### AIM
Output every line of the material exactly, omitting images.

### Some records
------------------------------------------------
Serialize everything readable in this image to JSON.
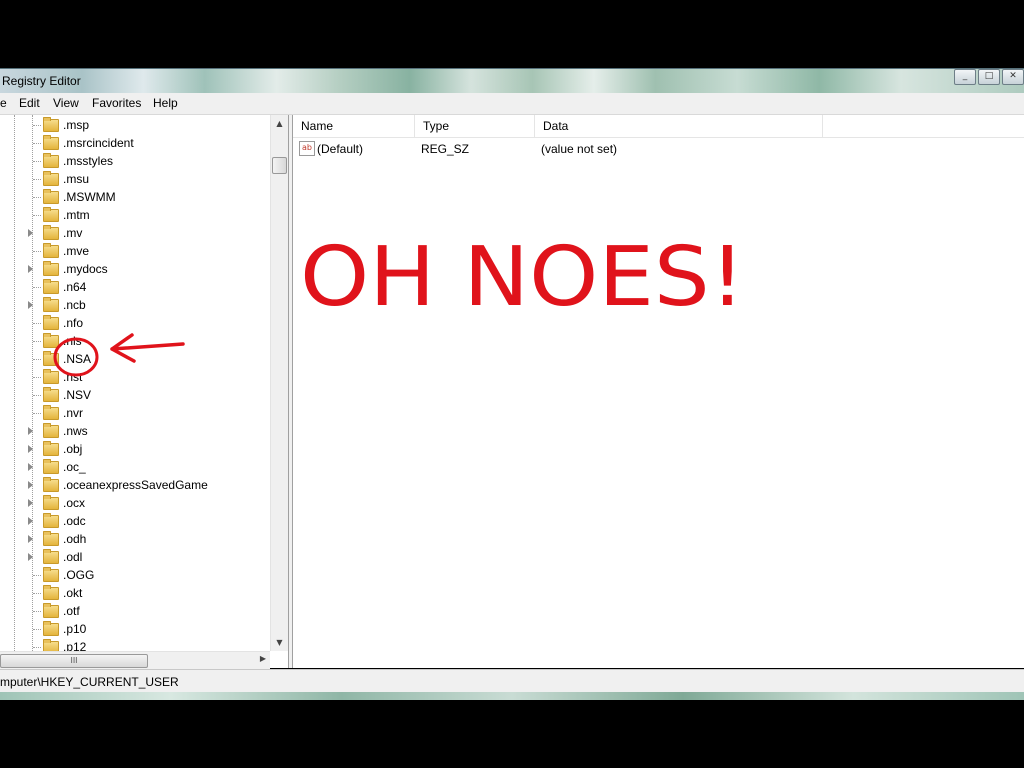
{
  "window": {
    "title": "Registry Editor",
    "buttons": {
      "minimize": "_",
      "maximize": "□",
      "close": "✕"
    }
  },
  "menu": {
    "items": [
      "e",
      "Edit",
      "View",
      "Favorites",
      "Help"
    ]
  },
  "tree": {
    "items": [
      {
        "label": ".msp",
        "expandable": false
      },
      {
        "label": ".msrcincident",
        "expandable": false
      },
      {
        "label": ".msstyles",
        "expandable": false
      },
      {
        "label": ".msu",
        "expandable": false
      },
      {
        "label": ".MSWMM",
        "expandable": false
      },
      {
        "label": ".mtm",
        "expandable": false
      },
      {
        "label": ".mv",
        "expandable": true
      },
      {
        "label": ".mve",
        "expandable": false
      },
      {
        "label": ".mydocs",
        "expandable": true
      },
      {
        "label": ".n64",
        "expandable": false
      },
      {
        "label": ".ncb",
        "expandable": true
      },
      {
        "label": ".nfo",
        "expandable": false
      },
      {
        "label": ".nls",
        "expandable": false
      },
      {
        "label": ".NSA",
        "expandable": false
      },
      {
        "label": ".nst",
        "expandable": false
      },
      {
        "label": ".NSV",
        "expandable": false
      },
      {
        "label": ".nvr",
        "expandable": false
      },
      {
        "label": ".nws",
        "expandable": true
      },
      {
        "label": ".obj",
        "expandable": true
      },
      {
        "label": ".oc_",
        "expandable": true
      },
      {
        "label": ".oceanexpressSavedGame",
        "expandable": true
      },
      {
        "label": ".ocx",
        "expandable": true
      },
      {
        "label": ".odc",
        "expandable": true
      },
      {
        "label": ".odh",
        "expandable": true
      },
      {
        "label": ".odl",
        "expandable": true
      },
      {
        "label": ".OGG",
        "expandable": false
      },
      {
        "label": ".okt",
        "expandable": false
      },
      {
        "label": ".otf",
        "expandable": false
      },
      {
        "label": ".p10",
        "expandable": false
      },
      {
        "label": ".p12",
        "expandable": false
      }
    ],
    "hscroll_grip": "III"
  },
  "list": {
    "columns": [
      "Name",
      "Type",
      "Data"
    ],
    "rows": [
      {
        "icon": "ab",
        "name": "(Default)",
        "type": "REG_SZ",
        "data": "(value not set)"
      }
    ]
  },
  "status": {
    "path": "mputer\\HKEY_CURRENT_USER"
  },
  "annotation": {
    "text": "OH NOES!",
    "color": "#e0131b"
  }
}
------------------------------------------------
### EXERCISE ANSWER
Serialize everything readable in this image to JSON.
{
  "window": {
    "title": "Registry Editor",
    "buttons": {
      "minimize": "_",
      "maximize": "□",
      "close": "✕"
    }
  },
  "menu": {
    "items": [
      "e",
      "Edit",
      "View",
      "Favorites",
      "Help"
    ]
  },
  "tree": {
    "items": [
      {
        "label": ".msp",
        "expandable": false
      },
      {
        "label": ".msrcincident",
        "expandable": false
      },
      {
        "label": ".msstyles",
        "expandable": false
      },
      {
        "label": ".msu",
        "expandable": false
      },
      {
        "label": ".MSWMM",
        "expandable": false
      },
      {
        "label": ".mtm",
        "expandable": false
      },
      {
        "label": ".mv",
        "expandable": true
      },
      {
        "label": ".mve",
        "expandable": false
      },
      {
        "label": ".mydocs",
        "expandable": true
      },
      {
        "label": ".n64",
        "expandable": false
      },
      {
        "label": ".ncb",
        "expandable": true
      },
      {
        "label": ".nfo",
        "expandable": false
      },
      {
        "label": ".nls",
        "expandable": false
      },
      {
        "label": ".NSA",
        "expandable": false
      },
      {
        "label": ".nst",
        "expandable": false
      },
      {
        "label": ".NSV",
        "expandable": false
      },
      {
        "label": ".nvr",
        "expandable": false
      },
      {
        "label": ".nws",
        "expandable": true
      },
      {
        "label": ".obj",
        "expandable": true
      },
      {
        "label": ".oc_",
        "expandable": true
      },
      {
        "label": ".oceanexpressSavedGame",
        "expandable": true
      },
      {
        "label": ".ocx",
        "expandable": true
      },
      {
        "label": ".odc",
        "expandable": true
      },
      {
        "label": ".odh",
        "expandable": true
      },
      {
        "label": ".odl",
        "expandable": true
      },
      {
        "label": ".OGG",
        "expandable": false
      },
      {
        "label": ".okt",
        "expandable": false
      },
      {
        "label": ".otf",
        "expandable": false
      },
      {
        "label": ".p10",
        "expandable": false
      },
      {
        "label": ".p12",
        "expandable": false
      }
    ],
    "hscroll_grip": "III"
  },
  "list": {
    "columns": [
      "Name",
      "Type",
      "Data"
    ],
    "rows": [
      {
        "icon": "ab",
        "name": "(Default)",
        "type": "REG_SZ",
        "data": "(value not set)"
      }
    ]
  },
  "status": {
    "path": "mputer\\HKEY_CURRENT_USER"
  },
  "annotation": {
    "text": "OH NOES!",
    "color": "#e0131b"
  }
}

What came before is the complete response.